<<<<

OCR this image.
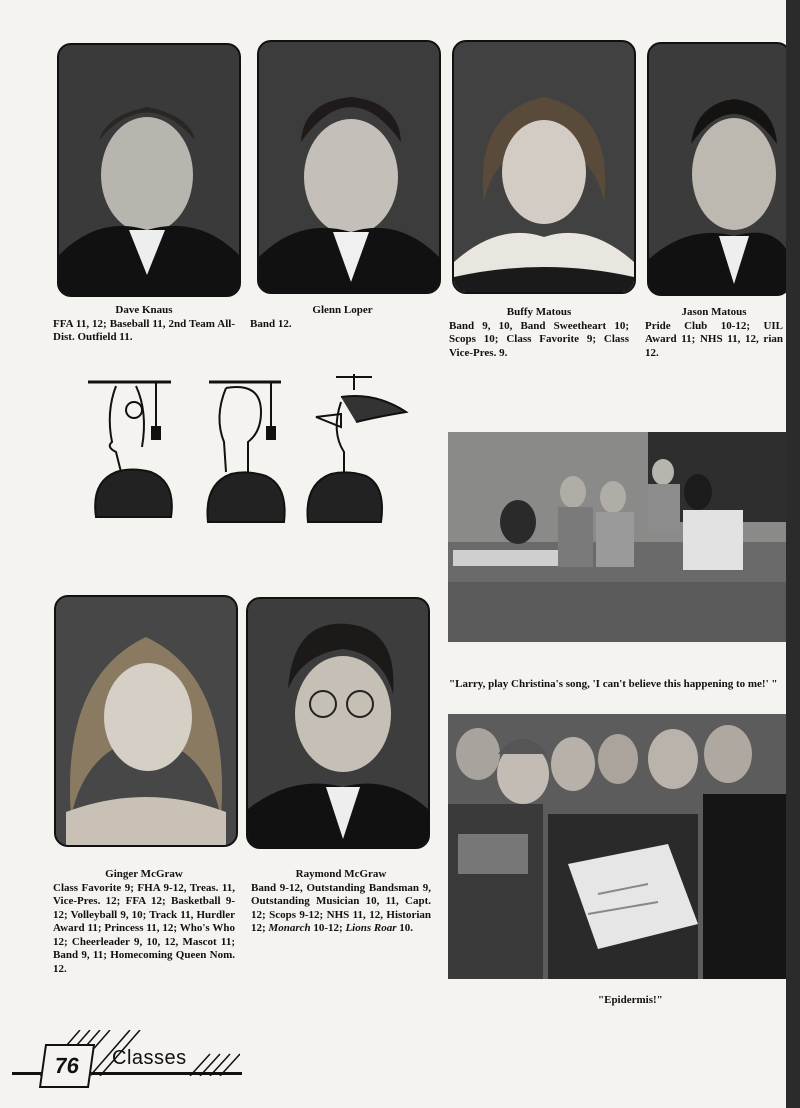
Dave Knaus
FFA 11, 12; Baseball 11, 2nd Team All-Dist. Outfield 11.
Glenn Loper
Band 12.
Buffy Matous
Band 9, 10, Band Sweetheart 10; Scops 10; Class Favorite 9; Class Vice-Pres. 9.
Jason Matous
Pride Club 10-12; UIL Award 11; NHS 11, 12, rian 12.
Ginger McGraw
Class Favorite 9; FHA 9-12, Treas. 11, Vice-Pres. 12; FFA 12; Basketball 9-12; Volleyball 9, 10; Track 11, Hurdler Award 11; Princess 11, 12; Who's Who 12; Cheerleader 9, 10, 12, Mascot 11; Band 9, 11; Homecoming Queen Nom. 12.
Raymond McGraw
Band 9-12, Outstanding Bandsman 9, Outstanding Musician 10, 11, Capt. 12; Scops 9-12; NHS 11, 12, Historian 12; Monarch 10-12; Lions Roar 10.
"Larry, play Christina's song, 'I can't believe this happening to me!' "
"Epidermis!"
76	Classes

>>>>

▸ **Given instruction**
In the lines above, find each one with "Scops" and list it.

▸ **Correct response**
Band 9, 10, Band Sweetheart 10; Scops 10; Class Favorite 9; Class Vice-Pres. 9.
Band 9-12, Outstanding Bandsman 9, Outstanding Musician 10, 11, Capt. 12; Scops 9-12; NHS 11, 12, Historian 12; Monarch 10-12; Lions Roar 10.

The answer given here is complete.